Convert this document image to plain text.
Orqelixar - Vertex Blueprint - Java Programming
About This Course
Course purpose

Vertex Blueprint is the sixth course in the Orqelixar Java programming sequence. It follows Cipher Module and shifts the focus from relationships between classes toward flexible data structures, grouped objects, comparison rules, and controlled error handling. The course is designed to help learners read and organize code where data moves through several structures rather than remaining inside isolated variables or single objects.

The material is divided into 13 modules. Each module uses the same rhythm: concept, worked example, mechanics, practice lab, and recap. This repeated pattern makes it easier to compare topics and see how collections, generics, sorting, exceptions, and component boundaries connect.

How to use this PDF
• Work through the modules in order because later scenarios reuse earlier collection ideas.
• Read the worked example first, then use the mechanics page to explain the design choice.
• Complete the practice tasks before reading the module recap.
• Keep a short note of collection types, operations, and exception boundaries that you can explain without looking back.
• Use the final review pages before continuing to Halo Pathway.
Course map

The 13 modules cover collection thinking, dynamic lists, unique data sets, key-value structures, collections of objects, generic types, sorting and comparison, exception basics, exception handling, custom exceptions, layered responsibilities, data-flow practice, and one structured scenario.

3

══════════════════════════════

WHAT TO WORK ON. Would you reproduce the material above in full, exactly as given?

THE REPLY.
Convert this document image to plain text.
Orqelixar - Vertex Blueprint - Java Programming
About This Course
Course purpose

Vertex Blueprint is the sixth course in the Orqelixar Java programming sequence. It follows Cipher Module and shifts the focus from relationships between classes toward flexible data structures, grouped objects, comparison rules, and controlled error handling. The course is designed to help learners read and organize code where data moves through several structures rather than remaining inside isolated variables or single objects.

The material is divided into 13 modules. Each module uses the same rhythm: concept, worked example, mechanics, practice lab, and recap. This repeated pattern makes it easier to compare topics and see how collections, generics, sorting, exceptions, and component boundaries connect.

How to use this PDF
• Work through the modules in order because later scenarios reuse earlier collection ideas.
• Read the worked example first, then use the mechanics page to explain the design choice.
• Complete the practice tasks before reading the module recap.
• Keep a short note of collection types, operations, and exception boundaries that you can explain without looking back.
• Use the final review pages before continuing to Halo Pathway.
Course map

The 13 modules cover collection thinking, dynamic lists, unique data sets, key-value structures, collections of objects, generic types, sorting and comparison, exception basics, exception handling, custom exceptions, layered responsibilities, data-flow practice, and one structured scenario.

3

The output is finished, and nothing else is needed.